### EXERCISE PROMPT:
Write out the material exactly, without any of its pictures.

### DATA SUPPLIED:
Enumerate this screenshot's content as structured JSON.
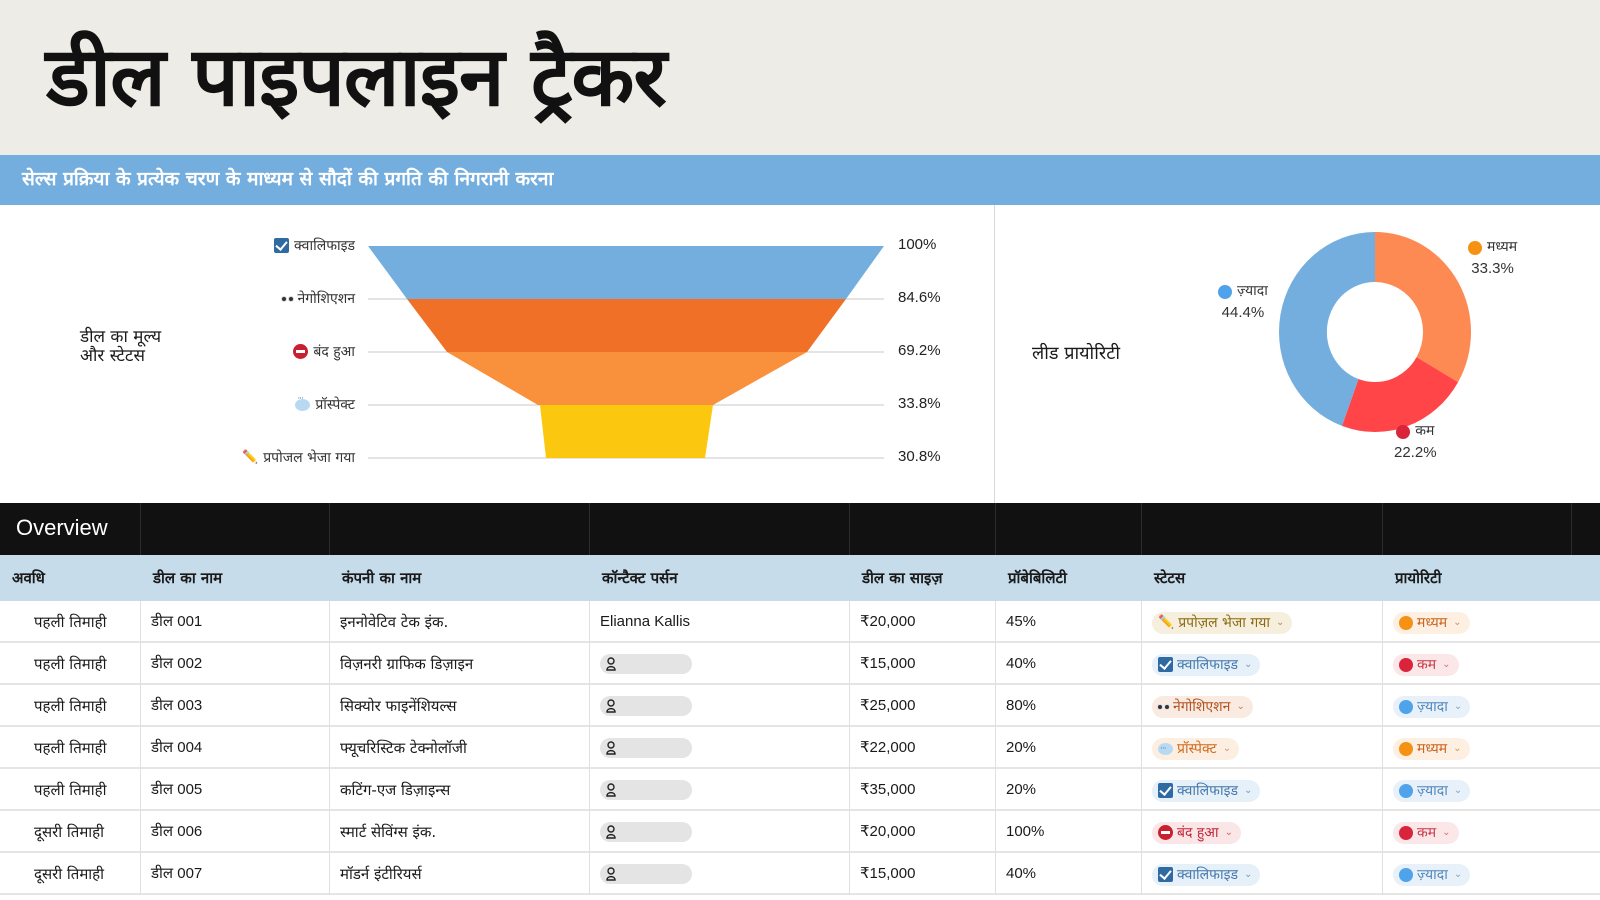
{
  "header": {
    "title": "डील पाइपलाइन ट्रैकर",
    "subtitle": "सेल्स प्रक्रिया के प्रत्येक चरण के माध्यम से सौदों की प्रगति की निगरानी करना"
  },
  "funnel": {
    "caption_line1": "डील का मूल्य",
    "caption_line2": "और स्टेटस",
    "stages": [
      {
        "label": "क्वालिफाइड",
        "icon": "checkbox-icon",
        "pct": "100%"
      },
      {
        "label": "नेगोशिएशन",
        "icon": "eyes-icon",
        "pct": "84.6%"
      },
      {
        "label": "बंद हुआ",
        "icon": "no-entry-icon",
        "pct": "69.2%"
      },
      {
        "label": "प्रॉस्पेक्ट",
        "icon": "speech-bubble-icon",
        "pct": "33.8%"
      },
      {
        "label": "प्रपोजल भेजा गया",
        "icon": "pencil-icon",
        "pct": "30.8%"
      }
    ]
  },
  "donut": {
    "caption": "लीड प्रायोरिटी",
    "slices": [
      {
        "label": "मध्यम",
        "pct": "33.3%"
      },
      {
        "label": "कम",
        "pct": "22.2%"
      },
      {
        "label": "ज़्यादा",
        "pct": "44.4%"
      }
    ]
  },
  "chart_data": [
    {
      "type": "funnel",
      "title": "डील का मूल्य और स्टेटस",
      "categories": [
        "क्वालिफाइड",
        "नेगोशिएशन",
        "बंद हुआ",
        "प्रॉस्पेक्ट",
        "प्रपोजल भेजा गया"
      ],
      "values": [
        100,
        84.6,
        69.2,
        33.8,
        30.8
      ],
      "unit": "%",
      "colors": [
        "#74aedf",
        "#f07027",
        "#f8903c",
        "#fcc70f",
        "#fcc70f"
      ],
      "grid": true
    },
    {
      "type": "pie",
      "subtype": "donut",
      "title": "लीड प्रायोरिटी",
      "categories": [
        "मध्यम",
        "कम",
        "ज़्यादा"
      ],
      "values": [
        33.3,
        22.2,
        44.4
      ],
      "unit": "%",
      "colors": [
        "#fd8a52",
        "#ff4548",
        "#74aedf"
      ],
      "legend_colors": [
        "#f59113",
        "#d9243b",
        "#4ea3ea"
      ]
    }
  ],
  "overview": {
    "label": "Overview"
  },
  "table": {
    "columns": [
      "अवधि",
      "डील का नाम",
      "कंपनी का नाम",
      "कॉन्टैक्ट पर्सन",
      "डील का साइज़",
      "प्रॉबेबिलिटी",
      "स्टेटस",
      "प्रायोरिटी"
    ],
    "rows": [
      {
        "period": "पहली तिमाही",
        "deal": "डील 001",
        "company": "इननोवेटिव टेक इंक.",
        "contact": "Elianna Kallis",
        "size": "₹20,000",
        "probability": "45%",
        "status": "प्रपोज़ल भेजा गया",
        "status_key": "proposal",
        "priority": "मध्यम",
        "priority_key": "medium"
      },
      {
        "period": "पहली तिमाही",
        "deal": "डील 002",
        "company": "विज़नरी ग्राफिक डिज़ाइन",
        "contact": "",
        "size": "₹15,000",
        "probability": "40%",
        "status": "क्वालिफाइड",
        "status_key": "qualified",
        "priority": "कम",
        "priority_key": "low"
      },
      {
        "period": "पहली तिमाही",
        "deal": "डील 003",
        "company": "सिक्योर फाइनेंशियल्स",
        "contact": "",
        "size": "₹25,000",
        "probability": "80%",
        "status": "नेगोशिएशन",
        "status_key": "negotiation",
        "priority": "ज़्यादा",
        "priority_key": "high"
      },
      {
        "period": "पहली तिमाही",
        "deal": "डील 004",
        "company": "फ्यूचरिस्टिक टेक्नोलॉजी",
        "contact": "",
        "size": "₹22,000",
        "probability": "20%",
        "status": "प्रॉस्पेक्ट",
        "status_key": "prospect",
        "priority": "मध्यम",
        "priority_key": "medium"
      },
      {
        "period": "पहली तिमाही",
        "deal": "डील 005",
        "company": "कटिंग-एज डिज़ाइन्स",
        "contact": "",
        "size": "₹35,000",
        "probability": "20%",
        "status": "क्वालिफाइड",
        "status_key": "qualified",
        "priority": "ज़्यादा",
        "priority_key": "high"
      },
      {
        "period": "दूसरी तिमाही",
        "deal": "डील 006",
        "company": "स्मार्ट सेविंग्स इंक.",
        "contact": "",
        "size": "₹20,000",
        "probability": "100%",
        "status": "बंद हुआ",
        "status_key": "closed",
        "priority": "कम",
        "priority_key": "low"
      },
      {
        "period": "दूसरी तिमाही",
        "deal": "डील 007",
        "company": "मॉडर्न इंटीरियर्स",
        "contact": "",
        "size": "₹15,000",
        "probability": "40%",
        "status": "क्वालिफाइड",
        "status_key": "qualified",
        "priority": "ज़्यादा",
        "priority_key": "high"
      }
    ]
  },
  "colors": {
    "title_bg": "#edece6",
    "subtitle_bg": "#74aedf",
    "overview_bg": "#111111",
    "table_head_bg": "#c6dcea"
  }
}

### FINISHED EXERCISE:
Enumerate this screenshot's content as structured JSON.
{
  "header": {
    "title": "डील पाइपलाइन ट्रैकर",
    "subtitle": "सेल्स प्रक्रिया के प्रत्येक चरण के माध्यम से सौदों की प्रगति की निगरानी करना"
  },
  "funnel": {
    "caption_line1": "डील का मूल्य",
    "caption_line2": "और स्टेटस",
    "stages": [
      {
        "label": "क्वालिफाइड",
        "icon": "checkbox-icon",
        "pct": "100%"
      },
      {
        "label": "नेगोशिएशन",
        "icon": "eyes-icon",
        "pct": "84.6%"
      },
      {
        "label": "बंद हुआ",
        "icon": "no-entry-icon",
        "pct": "69.2%"
      },
      {
        "label": "प्रॉस्पेक्ट",
        "icon": "speech-bubble-icon",
        "pct": "33.8%"
      },
      {
        "label": "प्रपोजल भेजा गया",
        "icon": "pencil-icon",
        "pct": "30.8%"
      }
    ]
  },
  "donut": {
    "caption": "लीड प्रायोरिटी",
    "slices": [
      {
        "label": "मध्यम",
        "pct": "33.3%"
      },
      {
        "label": "कम",
        "pct": "22.2%"
      },
      {
        "label": "ज़्यादा",
        "pct": "44.4%"
      }
    ]
  },
  "chart_data": [
    {
      "type": "funnel",
      "title": "डील का मूल्य और स्टेटस",
      "categories": [
        "क्वालिफाइड",
        "नेगोशिएशन",
        "बंद हुआ",
        "प्रॉस्पेक्ट",
        "प्रपोजल भेजा गया"
      ],
      "values": [
        100,
        84.6,
        69.2,
        33.8,
        30.8
      ],
      "unit": "%",
      "colors": [
        "#74aedf",
        "#f07027",
        "#f8903c",
        "#fcc70f",
        "#fcc70f"
      ],
      "grid": true
    },
    {
      "type": "pie",
      "subtype": "donut",
      "title": "लीड प्रायोरिटी",
      "categories": [
        "मध्यम",
        "कम",
        "ज़्यादा"
      ],
      "values": [
        33.3,
        22.2,
        44.4
      ],
      "unit": "%",
      "colors": [
        "#fd8a52",
        "#ff4548",
        "#74aedf"
      ],
      "legend_colors": [
        "#f59113",
        "#d9243b",
        "#4ea3ea"
      ]
    }
  ],
  "overview": {
    "label": "Overview"
  },
  "table": {
    "columns": [
      "अवधि",
      "डील का नाम",
      "कंपनी का नाम",
      "कॉन्टैक्ट पर्सन",
      "डील का साइज़",
      "प्रॉबेबिलिटी",
      "स्टेटस",
      "प्रायोरिटी"
    ],
    "rows": [
      {
        "period": "पहली तिमाही",
        "deal": "डील 001",
        "company": "इननोवेटिव टेक इंक.",
        "contact": "Elianna Kallis",
        "size": "₹20,000",
        "probability": "45%",
        "status": "प्रपोज़ल भेजा गया",
        "status_key": "proposal",
        "priority": "मध्यम",
        "priority_key": "medium"
      },
      {
        "period": "पहली तिमाही",
        "deal": "डील 002",
        "company": "विज़नरी ग्राफिक डिज़ाइन",
        "contact": "",
        "size": "₹15,000",
        "probability": "40%",
        "status": "क्वालिफाइड",
        "status_key": "qualified",
        "priority": "कम",
        "priority_key": "low"
      },
      {
        "period": "पहली तिमाही",
        "deal": "डील 003",
        "company": "सिक्योर फाइनेंशियल्स",
        "contact": "",
        "size": "₹25,000",
        "probability": "80%",
        "status": "नेगोशिएशन",
        "status_key": "negotiation",
        "priority": "ज़्यादा",
        "priority_key": "high"
      },
      {
        "period": "पहली तिमाही",
        "deal": "डील 004",
        "company": "फ्यूचरिस्टिक टेक्नोलॉजी",
        "contact": "",
        "size": "₹22,000",
        "probability": "20%",
        "status": "प्रॉस्पेक्ट",
        "status_key": "prospect",
        "priority": "मध्यम",
        "priority_key": "medium"
      },
      {
        "period": "पहली तिमाही",
        "deal": "डील 005",
        "company": "कटिंग-एज डिज़ाइन्स",
        "contact": "",
        "size": "₹35,000",
        "probability": "20%",
        "status": "क्वालिफाइड",
        "status_key": "qualified",
        "priority": "ज़्यादा",
        "priority_key": "high"
      },
      {
        "period": "दूसरी तिमाही",
        "deal": "डील 006",
        "company": "स्मार्ट सेविंग्स इंक.",
        "contact": "",
        "size": "₹20,000",
        "probability": "100%",
        "status": "बंद हुआ",
        "status_key": "closed",
        "priority": "कम",
        "priority_key": "low"
      },
      {
        "period": "दूसरी तिमाही",
        "deal": "डील 007",
        "company": "मॉडर्न इंटीरियर्स",
        "contact": "",
        "size": "₹15,000",
        "probability": "40%",
        "status": "क्वालिफाइड",
        "status_key": "qualified",
        "priority": "ज़्यादा",
        "priority_key": "high"
      }
    ]
  },
  "colors": {
    "title_bg": "#edece6",
    "subtitle_bg": "#74aedf",
    "overview_bg": "#111111",
    "table_head_bg": "#c6dcea"
  }
}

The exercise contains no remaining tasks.